# [What to do]
Present the data once more in exactly its original form.

# [Supplied material]
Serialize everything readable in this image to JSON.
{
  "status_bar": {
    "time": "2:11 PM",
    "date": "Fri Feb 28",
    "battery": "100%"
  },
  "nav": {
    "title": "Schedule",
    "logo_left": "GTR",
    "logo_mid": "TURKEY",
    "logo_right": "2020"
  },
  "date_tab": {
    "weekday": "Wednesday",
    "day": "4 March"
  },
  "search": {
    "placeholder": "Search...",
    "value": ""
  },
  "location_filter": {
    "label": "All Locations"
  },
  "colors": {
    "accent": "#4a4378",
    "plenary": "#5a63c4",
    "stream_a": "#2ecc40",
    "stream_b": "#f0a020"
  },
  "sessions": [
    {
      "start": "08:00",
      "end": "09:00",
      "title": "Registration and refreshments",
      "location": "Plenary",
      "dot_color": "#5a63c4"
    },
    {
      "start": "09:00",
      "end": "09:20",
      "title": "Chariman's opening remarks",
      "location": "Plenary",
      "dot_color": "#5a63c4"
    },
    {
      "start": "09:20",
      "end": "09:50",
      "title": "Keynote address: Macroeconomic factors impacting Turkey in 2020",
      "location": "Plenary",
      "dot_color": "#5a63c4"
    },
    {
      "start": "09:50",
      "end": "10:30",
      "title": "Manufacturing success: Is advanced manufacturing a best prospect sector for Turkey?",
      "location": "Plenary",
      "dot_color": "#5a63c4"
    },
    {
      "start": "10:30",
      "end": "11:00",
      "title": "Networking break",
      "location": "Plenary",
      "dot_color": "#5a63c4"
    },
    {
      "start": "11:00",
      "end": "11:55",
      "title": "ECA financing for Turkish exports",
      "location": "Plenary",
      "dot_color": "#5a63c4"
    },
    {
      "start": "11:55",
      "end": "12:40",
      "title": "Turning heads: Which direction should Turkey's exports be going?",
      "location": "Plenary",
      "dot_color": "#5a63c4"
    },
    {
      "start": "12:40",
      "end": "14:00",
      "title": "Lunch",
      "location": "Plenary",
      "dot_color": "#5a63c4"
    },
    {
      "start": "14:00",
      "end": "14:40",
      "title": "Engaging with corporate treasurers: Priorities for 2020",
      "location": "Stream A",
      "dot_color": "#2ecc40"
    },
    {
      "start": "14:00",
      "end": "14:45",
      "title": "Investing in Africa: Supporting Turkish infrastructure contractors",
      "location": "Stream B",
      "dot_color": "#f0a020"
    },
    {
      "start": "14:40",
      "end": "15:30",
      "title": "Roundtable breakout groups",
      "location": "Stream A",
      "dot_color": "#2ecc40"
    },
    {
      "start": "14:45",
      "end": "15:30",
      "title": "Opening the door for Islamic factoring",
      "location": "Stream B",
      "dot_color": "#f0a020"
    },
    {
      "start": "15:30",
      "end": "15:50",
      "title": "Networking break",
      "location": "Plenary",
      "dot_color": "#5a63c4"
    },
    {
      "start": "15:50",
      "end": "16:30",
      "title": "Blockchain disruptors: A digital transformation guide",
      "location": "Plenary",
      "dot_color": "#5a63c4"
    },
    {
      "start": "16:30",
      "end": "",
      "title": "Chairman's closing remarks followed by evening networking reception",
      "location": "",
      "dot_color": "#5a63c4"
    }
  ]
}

# [Written solution]
Serialize everything readable in this image to JSON.
{
  "status_bar": {
    "time": "2:11 PM",
    "date": "Fri Feb 28",
    "battery": "100%"
  },
  "nav": {
    "title": "Schedule",
    "logo_left": "GTR",
    "logo_mid": "TURKEY",
    "logo_right": "2020"
  },
  "date_tab": {
    "weekday": "Wednesday",
    "day": "4 March"
  },
  "search": {
    "placeholder": "Search...",
    "value": ""
  },
  "location_filter": {
    "label": "All Locations"
  },
  "colors": {
    "accent": "#4a4378",
    "plenary": "#5a63c4",
    "stream_a": "#2ecc40",
    "stream_b": "#f0a020"
  },
  "sessions": [
    {
      "start": "08:00",
      "end": "09:00",
      "title": "Registration and refreshments",
      "location": "Plenary",
      "dot_color": "#5a63c4"
    },
    {
      "start": "09:00",
      "end": "09:20",
      "title": "Chariman's opening remarks",
      "location": "Plenary",
      "dot_color": "#5a63c4"
    },
    {
      "start": "09:20",
      "end": "09:50",
      "title": "Keynote address: Macroeconomic factors impacting Turkey in 2020",
      "location": "Plenary",
      "dot_color": "#5a63c4"
    },
    {
      "start": "09:50",
      "end": "10:30",
      "title": "Manufacturing success: Is advanced manufacturing a best prospect sector for Turkey?",
      "location": "Plenary",
      "dot_color": "#5a63c4"
    },
    {
      "start": "10:30",
      "end": "11:00",
      "title": "Networking break",
      "location": "Plenary",
      "dot_color": "#5a63c4"
    },
    {
      "start": "11:00",
      "end": "11:55",
      "title": "ECA financing for Turkish exports",
      "location": "Plenary",
      "dot_color": "#5a63c4"
    },
    {
      "start": "11:55",
      "end": "12:40",
      "title": "Turning heads: Which direction should Turkey's exports be going?",
      "location": "Plenary",
      "dot_color": "#5a63c4"
    },
    {
      "start": "12:40",
      "end": "14:00",
      "title": "Lunch",
      "location": "Plenary",
      "dot_color": "#5a63c4"
    },
    {
      "start": "14:00",
      "end": "14:40",
      "title": "Engaging with corporate treasurers: Priorities for 2020",
      "location": "Stream A",
      "dot_color": "#2ecc40"
    },
    {
      "start": "14:00",
      "end": "14:45",
      "title": "Investing in Africa: Supporting Turkish infrastructure contractors",
      "location": "Stream B",
      "dot_color": "#f0a020"
    },
    {
      "start": "14:40",
      "end": "15:30",
      "title": "Roundtable breakout groups",
      "location": "Stream A",
      "dot_color": "#2ecc40"
    },
    {
      "start": "14:45",
      "end": "15:30",
      "title": "Opening the door for Islamic factoring",
      "location": "Stream B",
      "dot_color": "#f0a020"
    },
    {
      "start": "15:30",
      "end": "15:50",
      "title": "Networking break",
      "location": "Plenary",
      "dot_color": "#5a63c4"
    },
    {
      "start": "15:50",
      "end": "16:30",
      "title": "Blockchain disruptors: A digital transformation guide",
      "location": "Plenary",
      "dot_color": "#5a63c4"
    },
    {
      "start": "16:30",
      "end": "",
      "title": "Chairman's closing remarks followed by evening networking reception",
      "location": "",
      "dot_color": "#5a63c4"
    }
  ]
}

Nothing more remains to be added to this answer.